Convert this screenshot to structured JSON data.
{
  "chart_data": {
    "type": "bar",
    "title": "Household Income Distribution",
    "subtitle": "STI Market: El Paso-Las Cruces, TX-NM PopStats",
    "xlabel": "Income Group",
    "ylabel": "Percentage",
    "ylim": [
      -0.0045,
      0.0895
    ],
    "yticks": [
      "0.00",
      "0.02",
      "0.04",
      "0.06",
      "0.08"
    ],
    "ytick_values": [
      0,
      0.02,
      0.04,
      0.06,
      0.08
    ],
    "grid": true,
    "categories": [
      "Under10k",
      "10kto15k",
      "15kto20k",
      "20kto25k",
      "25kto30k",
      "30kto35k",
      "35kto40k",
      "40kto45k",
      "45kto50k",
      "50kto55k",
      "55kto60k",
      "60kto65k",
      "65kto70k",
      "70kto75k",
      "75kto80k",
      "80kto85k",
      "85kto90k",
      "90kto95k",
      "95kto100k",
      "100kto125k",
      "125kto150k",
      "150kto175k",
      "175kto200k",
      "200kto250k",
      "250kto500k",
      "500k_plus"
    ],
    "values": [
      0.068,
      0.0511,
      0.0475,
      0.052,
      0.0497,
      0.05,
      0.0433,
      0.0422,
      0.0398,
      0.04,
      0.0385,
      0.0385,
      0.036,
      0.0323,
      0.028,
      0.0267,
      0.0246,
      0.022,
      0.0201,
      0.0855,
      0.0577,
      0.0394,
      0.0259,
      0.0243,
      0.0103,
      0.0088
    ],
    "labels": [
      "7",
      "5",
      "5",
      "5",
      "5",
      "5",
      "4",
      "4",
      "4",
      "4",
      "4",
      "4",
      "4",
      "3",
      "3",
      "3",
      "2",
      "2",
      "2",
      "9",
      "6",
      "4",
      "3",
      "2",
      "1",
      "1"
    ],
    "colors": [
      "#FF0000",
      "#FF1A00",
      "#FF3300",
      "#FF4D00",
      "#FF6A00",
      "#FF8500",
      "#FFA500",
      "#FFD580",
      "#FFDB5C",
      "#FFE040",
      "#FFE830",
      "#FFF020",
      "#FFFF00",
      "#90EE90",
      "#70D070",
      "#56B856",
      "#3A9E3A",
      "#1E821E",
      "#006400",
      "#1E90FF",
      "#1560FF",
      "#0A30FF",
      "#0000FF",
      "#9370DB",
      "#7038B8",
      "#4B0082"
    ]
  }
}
====
**Task brief**
Retype the whole listing, matching it exactly.

**The result**
Convert this screenshot to structured JSON data.
{
  "chart_data": {
    "type": "bar",
    "title": "Household Income Distribution",
    "subtitle": "STI Market: El Paso-Las Cruces, TX-NM PopStats",
    "xlabel": "Income Group",
    "ylabel": "Percentage",
    "ylim": [
      -0.0045,
      0.0895
    ],
    "yticks": [
      "0.00",
      "0.02",
      "0.04",
      "0.06",
      "0.08"
    ],
    "ytick_values": [
      0,
      0.02,
      0.04,
      0.06,
      0.08
    ],
    "grid": true,
    "categories": [
      "Under10k",
      "10kto15k",
      "15kto20k",
      "20kto25k",
      "25kto30k",
      "30kto35k",
      "35kto40k",
      "40kto45k",
      "45kto50k",
      "50kto55k",
      "55kto60k",
      "60kto65k",
      "65kto70k",
      "70kto75k",
      "75kto80k",
      "80kto85k",
      "85kto90k",
      "90kto95k",
      "95kto100k",
      "100kto125k",
      "125kto150k",
      "150kto175k",
      "175kto200k",
      "200kto250k",
      "250kto500k",
      "500k_plus"
    ],
    "values": [
      0.068,
      0.0511,
      0.0475,
      0.052,
      0.0497,
      0.05,
      0.0433,
      0.0422,
      0.0398,
      0.04,
      0.0385,
      0.0385,
      0.036,
      0.0323,
      0.028,
      0.0267,
      0.0246,
      0.022,
      0.0201,
      0.0855,
      0.0577,
      0.0394,
      0.0259,
      0.0243,
      0.0103,
      0.0088
    ],
    "labels": [
      "7",
      "5",
      "5",
      "5",
      "5",
      "5",
      "4",
      "4",
      "4",
      "4",
      "4",
      "4",
      "4",
      "3",
      "3",
      "3",
      "2",
      "2",
      "2",
      "9",
      "6",
      "4",
      "3",
      "2",
      "1",
      "1"
    ],
    "colors": [
      "#FF0000",
      "#FF1A00",
      "#FF3300",
      "#FF4D00",
      "#FF6A00",
      "#FF8500",
      "#FFA500",
      "#FFD580",
      "#FFDB5C",
      "#FFE040",
      "#FFE830",
      "#FFF020",
      "#FFFF00",
      "#90EE90",
      "#70D070",
      "#56B856",
      "#3A9E3A",
      "#1E821E",
      "#006400",
      "#1E90FF",
      "#1560FF",
      "#0A30FF",
      "#0000FF",
      "#9370DB",
      "#7038B8",
      "#4B0082"
    ]
  }
}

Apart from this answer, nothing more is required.